═══ Input rows

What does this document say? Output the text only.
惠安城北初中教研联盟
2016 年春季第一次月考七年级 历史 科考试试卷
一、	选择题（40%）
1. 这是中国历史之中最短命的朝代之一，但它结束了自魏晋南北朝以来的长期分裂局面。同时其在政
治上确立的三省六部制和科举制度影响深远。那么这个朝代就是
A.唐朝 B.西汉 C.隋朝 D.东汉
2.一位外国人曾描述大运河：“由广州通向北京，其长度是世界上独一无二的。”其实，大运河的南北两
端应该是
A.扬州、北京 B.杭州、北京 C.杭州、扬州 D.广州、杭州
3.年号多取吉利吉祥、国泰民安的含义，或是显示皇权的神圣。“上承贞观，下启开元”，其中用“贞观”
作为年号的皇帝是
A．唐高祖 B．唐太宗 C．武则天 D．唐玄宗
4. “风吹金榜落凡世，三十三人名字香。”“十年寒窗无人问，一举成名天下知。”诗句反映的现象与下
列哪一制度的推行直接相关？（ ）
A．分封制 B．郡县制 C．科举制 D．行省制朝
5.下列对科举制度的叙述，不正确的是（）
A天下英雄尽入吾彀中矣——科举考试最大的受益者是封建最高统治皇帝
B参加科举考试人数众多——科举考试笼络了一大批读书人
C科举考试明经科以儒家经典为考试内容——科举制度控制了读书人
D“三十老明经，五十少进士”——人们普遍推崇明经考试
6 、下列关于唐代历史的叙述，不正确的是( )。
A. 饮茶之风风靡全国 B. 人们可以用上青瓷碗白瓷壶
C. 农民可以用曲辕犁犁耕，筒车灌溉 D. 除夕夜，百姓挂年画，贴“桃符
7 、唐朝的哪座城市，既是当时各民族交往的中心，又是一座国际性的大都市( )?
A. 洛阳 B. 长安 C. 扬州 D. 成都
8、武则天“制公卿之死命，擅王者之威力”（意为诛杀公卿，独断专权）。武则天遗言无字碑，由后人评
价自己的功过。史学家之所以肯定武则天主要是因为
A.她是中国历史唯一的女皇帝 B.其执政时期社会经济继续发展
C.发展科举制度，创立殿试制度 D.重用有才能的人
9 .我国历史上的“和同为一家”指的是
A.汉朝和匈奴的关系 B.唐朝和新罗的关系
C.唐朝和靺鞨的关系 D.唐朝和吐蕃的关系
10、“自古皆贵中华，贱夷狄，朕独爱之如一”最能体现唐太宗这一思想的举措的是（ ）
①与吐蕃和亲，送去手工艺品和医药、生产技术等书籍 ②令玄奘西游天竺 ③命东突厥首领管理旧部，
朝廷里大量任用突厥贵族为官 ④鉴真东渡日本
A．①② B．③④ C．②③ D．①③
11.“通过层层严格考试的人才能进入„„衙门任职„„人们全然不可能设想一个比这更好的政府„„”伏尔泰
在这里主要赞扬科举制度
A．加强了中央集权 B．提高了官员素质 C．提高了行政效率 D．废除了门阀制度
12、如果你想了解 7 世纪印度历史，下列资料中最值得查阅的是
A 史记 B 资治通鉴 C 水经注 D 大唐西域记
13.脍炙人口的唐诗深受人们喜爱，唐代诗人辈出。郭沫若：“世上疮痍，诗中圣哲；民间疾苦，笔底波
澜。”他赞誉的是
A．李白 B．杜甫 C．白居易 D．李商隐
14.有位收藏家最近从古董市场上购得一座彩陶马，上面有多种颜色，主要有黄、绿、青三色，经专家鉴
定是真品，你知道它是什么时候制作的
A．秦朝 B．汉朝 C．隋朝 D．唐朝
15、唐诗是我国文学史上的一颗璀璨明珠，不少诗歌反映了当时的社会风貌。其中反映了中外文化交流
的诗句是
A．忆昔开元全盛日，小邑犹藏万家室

══════

- [Instruction]
Please output every record, keeping each line exact.

- [Result for this task]
What does this document say? Output the text only.
惠安城北初中教研联盟
2016 年春季第一次月考七年级 历史 科考试试卷
一、	选择题（40%）
1. 这是中国历史之中最短命的朝代之一，但它结束了自魏晋南北朝以来的长期分裂局面。同时其在政
治上确立的三省六部制和科举制度影响深远。那么这个朝代就是
A.唐朝 B.西汉 C.隋朝 D.东汉
2.一位外国人曾描述大运河：“由广州通向北京，其长度是世界上独一无二的。”其实，大运河的南北两
端应该是
A.扬州、北京 B.杭州、北京 C.杭州、扬州 D.广州、杭州
3.年号多取吉利吉祥、国泰民安的含义，或是显示皇权的神圣。“上承贞观，下启开元”，其中用“贞观”
作为年号的皇帝是
A．唐高祖 B．唐太宗 C．武则天 D．唐玄宗
4. “风吹金榜落凡世，三十三人名字香。”“十年寒窗无人问，一举成名天下知。”诗句反映的现象与下
列哪一制度的推行直接相关？（ ）
A．分封制 B．郡县制 C．科举制 D．行省制朝
5.下列对科举制度的叙述，不正确的是（）
A天下英雄尽入吾彀中矣——科举考试最大的受益者是封建最高统治皇帝
B参加科举考试人数众多——科举考试笼络了一大批读书人
C科举考试明经科以儒家经典为考试内容——科举制度控制了读书人
D“三十老明经，五十少进士”——人们普遍推崇明经考试
6 、下列关于唐代历史的叙述，不正确的是( )。
A. 饮茶之风风靡全国 B. 人们可以用上青瓷碗白瓷壶
C. 农民可以用曲辕犁犁耕，筒车灌溉 D. 除夕夜，百姓挂年画，贴“桃符
7 、唐朝的哪座城市，既是当时各民族交往的中心，又是一座国际性的大都市( )?
A. 洛阳 B. 长安 C. 扬州 D. 成都
8、武则天“制公卿之死命，擅王者之威力”（意为诛杀公卿，独断专权）。武则天遗言无字碑，由后人评
价自己的功过。史学家之所以肯定武则天主要是因为
A.她是中国历史唯一的女皇帝 B.其执政时期社会经济继续发展
C.发展科举制度，创立殿试制度 D.重用有才能的人
9 .我国历史上的“和同为一家”指的是
A.汉朝和匈奴的关系 B.唐朝和新罗的关系
C.唐朝和靺鞨的关系 D.唐朝和吐蕃的关系
10、“自古皆贵中华，贱夷狄，朕独爱之如一”最能体现唐太宗这一思想的举措的是（ ）
①与吐蕃和亲，送去手工艺品和医药、生产技术等书籍 ②令玄奘西游天竺 ③命东突厥首领管理旧部，
朝廷里大量任用突厥贵族为官 ④鉴真东渡日本
A．①② B．③④ C．②③ D．①③
11.“通过层层严格考试的人才能进入„„衙门任职„„人们全然不可能设想一个比这更好的政府„„”伏尔泰
在这里主要赞扬科举制度
A．加强了中央集权 B．提高了官员素质 C．提高了行政效率 D．废除了门阀制度
12、如果你想了解 7 世纪印度历史，下列资料中最值得查阅的是
A 史记 B 资治通鉴 C 水经注 D 大唐西域记
13.脍炙人口的唐诗深受人们喜爱，唐代诗人辈出。郭沫若：“世上疮痍，诗中圣哲；民间疾苦，笔底波
澜。”他赞誉的是
A．李白 B．杜甫 C．白居易 D．李商隐
14.有位收藏家最近从古董市场上购得一座彩陶马，上面有多种颜色，主要有黄、绿、青三色，经专家鉴
定是真品，你知道它是什么时候制作的
A．秦朝 B．汉朝 C．隋朝 D．唐朝
15、唐诗是我国文学史上的一颗璀璨明珠，不少诗歌反映了当时的社会风貌。其中反映了中外文化交流
的诗句是
A．忆昔开元全盛日，小邑犹藏万家室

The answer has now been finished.